▸ **AIM**
Only the pictures are omitted; repeat all other data exactly.
═══ MATERIAL FOR THE TASK ═══
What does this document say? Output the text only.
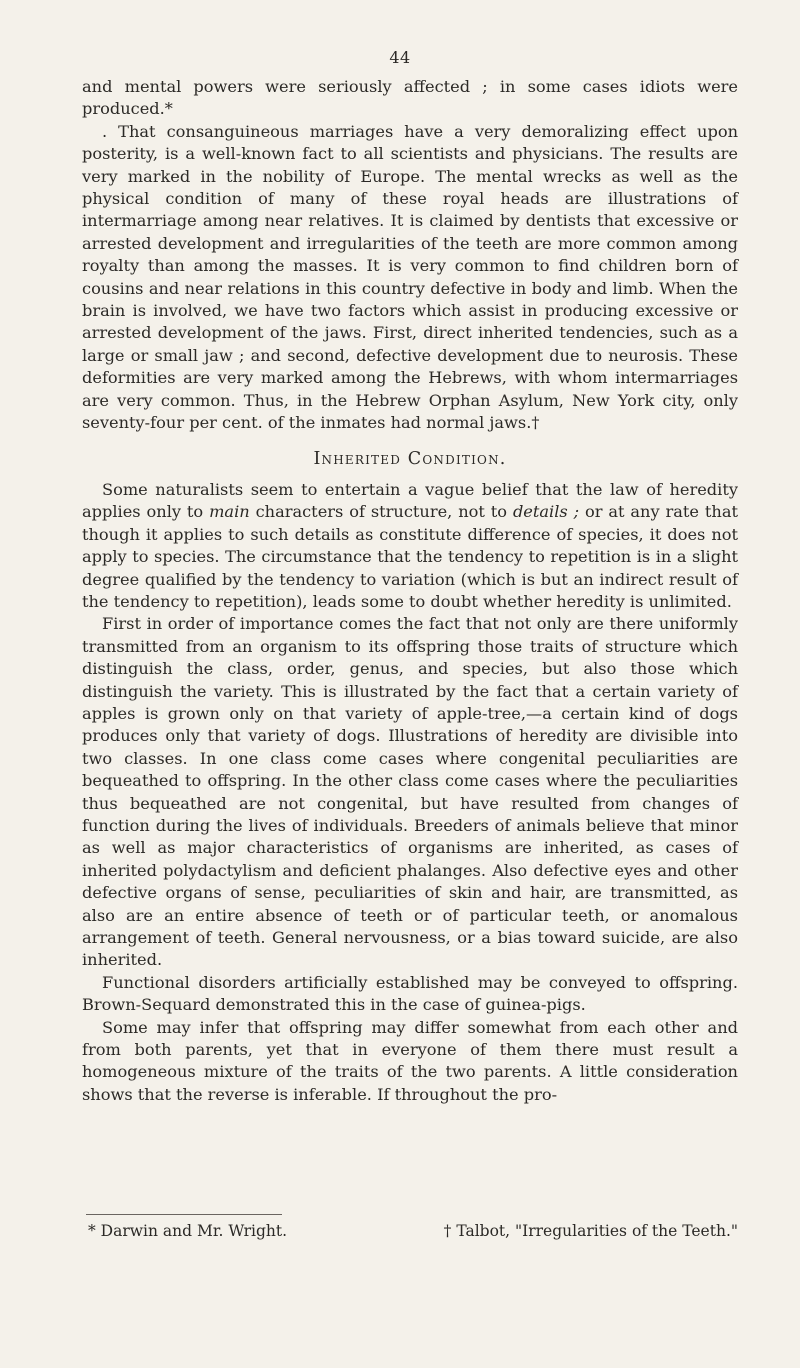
44

and mental powers were seriously affected ; in some cases idiots were produced.*

. That consanguineous marriages have a very demoralizing effect upon posterity, is a well-known fact to all scientists and physicians. The results are very marked in the nobility of Europe. The mental wrecks as well as the physical condition of many of these royal heads are illustrations of intermarriage among near relatives. It is claimed by dentists that excessive or arrested development and irregularities of the teeth are more common among royalty than among the masses. It is very common to find children born of cousins and near relations in this country defective in body and limb. When the brain is involved, we have two factors which assist in producing excessive or arrested development of the jaws. First, direct inherited tendencies, such as a large or small jaw ; and second, defective development due to neurosis. These deformities are very marked among the Hebrews, with whom intermarriages are very common. Thus, in the Hebrew Orphan Asylum, New York city, only seventy-four per cent. of the inmates had normal jaws.†

Inherited Condition.

Some naturalists seem to entertain a vague belief that the law of heredity applies only to main characters of structure, not to details ; or at any rate that though it applies to such details as constitute difference of species, it does not apply to species. The circumstance that the tendency to repetition is in a slight degree qualified by the tendency to variation (which is but an indirect result of the tendency to repetition), leads some to doubt whether heredity is unlimited.

First in order of importance comes the fact that not only are there uniformly transmitted from an organism to its offspring those traits of structure which distinguish the class, order, genus, and species, but also those which distinguish the variety. This is illustrated by the fact that a certain variety of apples is grown only on that variety of apple-tree,—a certain kind of dogs produces only that variety of dogs. Illustrations of heredity are divisible into two classes. In one class come cases where congenital peculiarities are bequeathed to offspring. In the other class come cases where the peculiarities thus bequeathed are not congenital, but have resulted from changes of function during the lives of individuals. Breeders of animals believe that minor as well as major characteristics of organisms are inherited, as cases of inherited polydactylism and deficient phalanges. Also defective eyes and other defective organs of sense, peculiarities of skin and hair, are transmitted, as also are an entire absence of teeth or of particular teeth, or anomalous arrangement of teeth. General nervousness, or a bias toward suicide, are also inherited.

Functional disorders artificially established may be conveyed to offspring. Brown-Sequard demonstrated this in the case of guinea-pigs.

Some may infer that offspring may differ somewhat from each other and from both parents, yet that in everyone of them there must result a homogeneous mixture of the traits of the two parents. A little consideration shows that the reverse is inferable. If throughout the pro-

* Darwin and Mr. Wright.	† Talbot, "Irregularities of the Teeth."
═══
▸ **TASK ANSWER**
What does this document say? Output the text only.
44

and mental powers were seriously affected ; in some cases idiots were produced.*

. That consanguineous marriages have a very demoralizing effect upon posterity, is a well-known fact to all scientists and physicians. The results are very marked in the nobility of Europe. The mental wrecks as well as the physical condition of many of these royal heads are illustrations of intermarriage among near relatives. It is claimed by dentists that excessive or arrested development and irregularities of the teeth are more common among royalty than among the masses. It is very common to find children born of cousins and near relations in this country defective in body and limb. When the brain is involved, we have two factors which assist in producing excessive or arrested development of the jaws. First, direct inherited tendencies, such as a large or small jaw ; and second, defective development due to neurosis. These deformities are very marked among the Hebrews, with whom intermarriages are very common. Thus, in the Hebrew Orphan Asylum, New York city, only seventy-four per cent. of the inmates had normal jaws.†

Inherited Condition.

Some naturalists seem to entertain a vague belief that the law of heredity applies only to main characters of structure, not to details ; or at any rate that though it applies to such details as constitute difference of species, it does not apply to species. The circumstance that the tendency to repetition is in a slight degree qualified by the tendency to variation (which is but an indirect result of the tendency to repetition), leads some to doubt whether heredity is unlimited.

First in order of importance comes the fact that not only are there uniformly transmitted from an organism to its offspring those traits of structure which distinguish the class, order, genus, and species, but also those which distinguish the variety. This is illustrated by the fact that a certain variety of apples is grown only on that variety of apple-tree,—a certain kind of dogs produces only that variety of dogs. Illustrations of heredity are divisible into two classes. In one class come cases where congenital peculiarities are bequeathed to offspring. In the other class come cases where the peculiarities thus bequeathed are not congenital, but have resulted from changes of function during the lives of individuals. Breeders of animals believe that minor as well as major characteristics of organisms are inherited, as cases of inherited polydactylism and deficient phalanges. Also defective eyes and other defective organs of sense, peculiarities of skin and hair, are transmitted, as also are an entire absence of teeth or of particular teeth, or anomalous arrangement of teeth. General nervousness, or a bias toward suicide, are also inherited.

Functional disorders artificially established may be conveyed to offspring. Brown-Sequard demonstrated this in the case of guinea-pigs.

Some may infer that offspring may differ somewhat from each other and from both parents, yet that in everyone of them there must result a homogeneous mixture of the traits of the two parents. A little consideration shows that the reverse is inferable. If throughout the pro-

* Darwin and Mr. Wright.	† Talbot, "Irregularities of the Teeth."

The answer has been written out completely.